*Dataset extract*:
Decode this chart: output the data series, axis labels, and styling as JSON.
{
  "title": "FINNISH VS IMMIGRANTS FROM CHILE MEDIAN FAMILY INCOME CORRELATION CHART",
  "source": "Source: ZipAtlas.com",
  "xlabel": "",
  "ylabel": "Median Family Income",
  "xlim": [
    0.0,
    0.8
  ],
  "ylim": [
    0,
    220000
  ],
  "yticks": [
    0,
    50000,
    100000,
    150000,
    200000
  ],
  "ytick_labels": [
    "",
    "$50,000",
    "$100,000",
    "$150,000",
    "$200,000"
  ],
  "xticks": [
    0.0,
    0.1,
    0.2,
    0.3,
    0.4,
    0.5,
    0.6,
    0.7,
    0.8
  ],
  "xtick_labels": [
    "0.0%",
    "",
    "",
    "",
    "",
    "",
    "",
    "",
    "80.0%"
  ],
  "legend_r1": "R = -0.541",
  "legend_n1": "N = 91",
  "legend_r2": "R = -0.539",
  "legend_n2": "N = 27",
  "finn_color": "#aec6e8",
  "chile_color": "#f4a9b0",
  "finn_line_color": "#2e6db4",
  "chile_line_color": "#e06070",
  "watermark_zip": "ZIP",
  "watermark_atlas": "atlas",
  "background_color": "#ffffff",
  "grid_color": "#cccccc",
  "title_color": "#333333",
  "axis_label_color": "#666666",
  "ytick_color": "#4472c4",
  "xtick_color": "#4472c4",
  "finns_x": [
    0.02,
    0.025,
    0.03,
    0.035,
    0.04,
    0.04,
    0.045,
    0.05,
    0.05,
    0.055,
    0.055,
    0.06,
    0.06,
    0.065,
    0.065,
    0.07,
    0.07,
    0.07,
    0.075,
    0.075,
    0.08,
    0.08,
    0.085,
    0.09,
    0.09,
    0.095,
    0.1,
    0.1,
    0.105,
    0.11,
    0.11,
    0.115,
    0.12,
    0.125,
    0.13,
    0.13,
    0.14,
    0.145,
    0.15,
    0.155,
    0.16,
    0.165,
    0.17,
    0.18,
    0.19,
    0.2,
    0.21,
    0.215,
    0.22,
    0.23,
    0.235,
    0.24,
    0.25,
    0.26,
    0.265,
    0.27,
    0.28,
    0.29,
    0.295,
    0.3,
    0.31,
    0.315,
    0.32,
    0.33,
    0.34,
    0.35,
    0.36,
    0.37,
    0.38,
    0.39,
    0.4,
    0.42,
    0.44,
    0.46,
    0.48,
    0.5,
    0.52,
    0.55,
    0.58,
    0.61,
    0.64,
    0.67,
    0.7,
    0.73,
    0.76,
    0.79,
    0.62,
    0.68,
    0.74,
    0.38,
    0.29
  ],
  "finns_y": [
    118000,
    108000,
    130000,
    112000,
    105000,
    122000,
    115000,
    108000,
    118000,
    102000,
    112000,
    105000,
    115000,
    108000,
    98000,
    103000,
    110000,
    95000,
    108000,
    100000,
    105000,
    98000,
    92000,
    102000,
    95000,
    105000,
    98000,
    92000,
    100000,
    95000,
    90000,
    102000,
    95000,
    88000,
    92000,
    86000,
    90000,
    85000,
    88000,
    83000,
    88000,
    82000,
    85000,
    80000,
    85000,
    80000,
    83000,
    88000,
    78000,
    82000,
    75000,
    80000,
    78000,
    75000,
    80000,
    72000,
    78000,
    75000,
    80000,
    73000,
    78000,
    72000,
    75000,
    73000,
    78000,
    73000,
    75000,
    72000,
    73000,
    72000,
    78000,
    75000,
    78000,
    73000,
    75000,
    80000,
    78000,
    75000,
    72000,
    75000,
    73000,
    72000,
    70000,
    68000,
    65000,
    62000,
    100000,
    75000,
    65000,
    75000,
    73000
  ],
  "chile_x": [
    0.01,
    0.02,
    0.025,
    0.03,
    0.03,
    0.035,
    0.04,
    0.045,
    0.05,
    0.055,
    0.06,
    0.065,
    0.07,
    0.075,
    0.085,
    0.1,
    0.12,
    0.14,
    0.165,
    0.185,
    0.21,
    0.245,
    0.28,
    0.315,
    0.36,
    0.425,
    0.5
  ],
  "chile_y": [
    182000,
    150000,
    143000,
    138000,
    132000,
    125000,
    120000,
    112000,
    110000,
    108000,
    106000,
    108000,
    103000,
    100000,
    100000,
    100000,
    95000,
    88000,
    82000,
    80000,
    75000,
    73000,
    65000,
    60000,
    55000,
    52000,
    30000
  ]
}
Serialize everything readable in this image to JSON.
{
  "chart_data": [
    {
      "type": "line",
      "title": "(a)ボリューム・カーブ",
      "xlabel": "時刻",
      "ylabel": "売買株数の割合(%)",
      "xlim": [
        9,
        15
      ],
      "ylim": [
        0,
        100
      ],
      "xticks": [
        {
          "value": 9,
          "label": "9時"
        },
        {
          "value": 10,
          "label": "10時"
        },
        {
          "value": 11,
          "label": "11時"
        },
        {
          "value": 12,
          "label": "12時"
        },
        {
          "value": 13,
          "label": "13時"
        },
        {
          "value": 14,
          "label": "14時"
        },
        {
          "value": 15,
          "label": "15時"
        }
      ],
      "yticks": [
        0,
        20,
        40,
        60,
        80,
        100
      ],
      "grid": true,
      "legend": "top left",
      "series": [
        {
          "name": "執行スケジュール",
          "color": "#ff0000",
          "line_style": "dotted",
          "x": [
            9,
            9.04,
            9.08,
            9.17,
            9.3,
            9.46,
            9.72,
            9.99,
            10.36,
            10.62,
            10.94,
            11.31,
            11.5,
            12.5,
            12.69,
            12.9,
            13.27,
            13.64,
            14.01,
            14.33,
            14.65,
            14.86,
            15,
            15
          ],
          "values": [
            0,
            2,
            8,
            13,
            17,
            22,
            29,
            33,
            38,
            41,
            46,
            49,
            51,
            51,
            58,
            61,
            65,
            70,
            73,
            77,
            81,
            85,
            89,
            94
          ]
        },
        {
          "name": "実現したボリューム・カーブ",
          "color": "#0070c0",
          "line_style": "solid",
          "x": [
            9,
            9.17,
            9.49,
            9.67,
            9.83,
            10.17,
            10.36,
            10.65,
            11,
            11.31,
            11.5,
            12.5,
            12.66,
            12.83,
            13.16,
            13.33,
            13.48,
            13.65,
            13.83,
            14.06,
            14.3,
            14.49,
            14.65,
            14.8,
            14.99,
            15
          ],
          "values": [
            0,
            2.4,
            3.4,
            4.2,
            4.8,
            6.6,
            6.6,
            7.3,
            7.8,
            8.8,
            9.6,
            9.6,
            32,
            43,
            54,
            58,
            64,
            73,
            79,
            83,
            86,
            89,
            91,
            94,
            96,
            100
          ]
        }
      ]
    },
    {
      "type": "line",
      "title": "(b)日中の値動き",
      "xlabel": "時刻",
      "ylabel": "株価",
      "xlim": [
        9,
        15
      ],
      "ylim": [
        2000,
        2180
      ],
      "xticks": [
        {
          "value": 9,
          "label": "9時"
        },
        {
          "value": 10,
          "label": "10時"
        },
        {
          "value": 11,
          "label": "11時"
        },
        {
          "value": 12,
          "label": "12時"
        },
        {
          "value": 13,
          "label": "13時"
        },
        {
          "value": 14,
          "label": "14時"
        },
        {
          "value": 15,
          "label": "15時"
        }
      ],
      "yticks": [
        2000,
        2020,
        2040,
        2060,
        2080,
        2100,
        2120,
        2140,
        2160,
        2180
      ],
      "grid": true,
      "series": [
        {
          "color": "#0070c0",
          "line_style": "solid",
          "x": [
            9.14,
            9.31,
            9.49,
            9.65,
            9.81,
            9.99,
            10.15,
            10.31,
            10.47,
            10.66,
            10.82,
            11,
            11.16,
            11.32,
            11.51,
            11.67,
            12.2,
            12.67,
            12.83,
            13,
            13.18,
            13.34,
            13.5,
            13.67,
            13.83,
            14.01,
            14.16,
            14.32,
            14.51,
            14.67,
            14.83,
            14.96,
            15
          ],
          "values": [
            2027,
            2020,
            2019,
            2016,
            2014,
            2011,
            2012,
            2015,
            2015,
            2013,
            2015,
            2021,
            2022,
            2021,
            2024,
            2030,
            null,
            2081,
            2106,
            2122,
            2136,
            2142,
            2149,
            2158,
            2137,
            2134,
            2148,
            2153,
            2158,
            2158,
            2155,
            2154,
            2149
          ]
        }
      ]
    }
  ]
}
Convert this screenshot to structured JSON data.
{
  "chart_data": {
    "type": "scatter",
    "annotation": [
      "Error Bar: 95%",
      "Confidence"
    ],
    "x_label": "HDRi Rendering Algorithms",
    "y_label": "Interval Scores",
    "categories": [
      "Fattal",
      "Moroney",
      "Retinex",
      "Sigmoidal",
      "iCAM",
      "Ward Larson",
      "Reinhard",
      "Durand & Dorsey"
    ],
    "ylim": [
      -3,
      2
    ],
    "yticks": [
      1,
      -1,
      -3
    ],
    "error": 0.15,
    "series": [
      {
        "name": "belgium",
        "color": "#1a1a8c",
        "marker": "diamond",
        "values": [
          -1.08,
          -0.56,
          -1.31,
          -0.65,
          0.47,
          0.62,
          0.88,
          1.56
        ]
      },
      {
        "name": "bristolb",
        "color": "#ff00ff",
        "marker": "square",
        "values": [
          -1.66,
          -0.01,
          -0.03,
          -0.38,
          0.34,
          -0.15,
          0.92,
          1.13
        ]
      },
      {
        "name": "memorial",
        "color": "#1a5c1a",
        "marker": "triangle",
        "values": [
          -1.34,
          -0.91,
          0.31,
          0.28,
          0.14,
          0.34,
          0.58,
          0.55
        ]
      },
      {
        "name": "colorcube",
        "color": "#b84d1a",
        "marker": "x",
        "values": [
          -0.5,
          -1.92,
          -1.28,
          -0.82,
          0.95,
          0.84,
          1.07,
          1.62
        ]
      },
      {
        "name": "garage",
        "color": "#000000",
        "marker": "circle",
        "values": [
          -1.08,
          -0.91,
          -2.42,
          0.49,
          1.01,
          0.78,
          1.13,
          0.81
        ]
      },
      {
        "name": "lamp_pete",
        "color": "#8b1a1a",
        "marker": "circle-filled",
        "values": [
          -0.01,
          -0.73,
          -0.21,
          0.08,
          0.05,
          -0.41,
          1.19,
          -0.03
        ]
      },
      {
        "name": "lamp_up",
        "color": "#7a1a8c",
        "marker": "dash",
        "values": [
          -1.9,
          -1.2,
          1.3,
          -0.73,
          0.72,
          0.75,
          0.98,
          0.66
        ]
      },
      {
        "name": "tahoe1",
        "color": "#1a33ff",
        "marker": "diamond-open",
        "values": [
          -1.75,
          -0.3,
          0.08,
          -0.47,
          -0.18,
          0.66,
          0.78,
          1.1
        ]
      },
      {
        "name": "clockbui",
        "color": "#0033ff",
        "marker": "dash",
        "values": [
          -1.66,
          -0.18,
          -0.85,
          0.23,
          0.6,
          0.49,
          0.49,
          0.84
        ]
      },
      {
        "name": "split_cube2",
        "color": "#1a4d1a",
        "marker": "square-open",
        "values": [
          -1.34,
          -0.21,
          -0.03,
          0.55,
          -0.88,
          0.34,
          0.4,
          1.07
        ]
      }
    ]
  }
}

*What you will do*: Search the entries for "ylabel" and copy out each line that has it.

*Result*:
  "ylabel": "Median Family Income",
      "ylabel": "売買株数の割合(%)",
      "ylabel": "株価",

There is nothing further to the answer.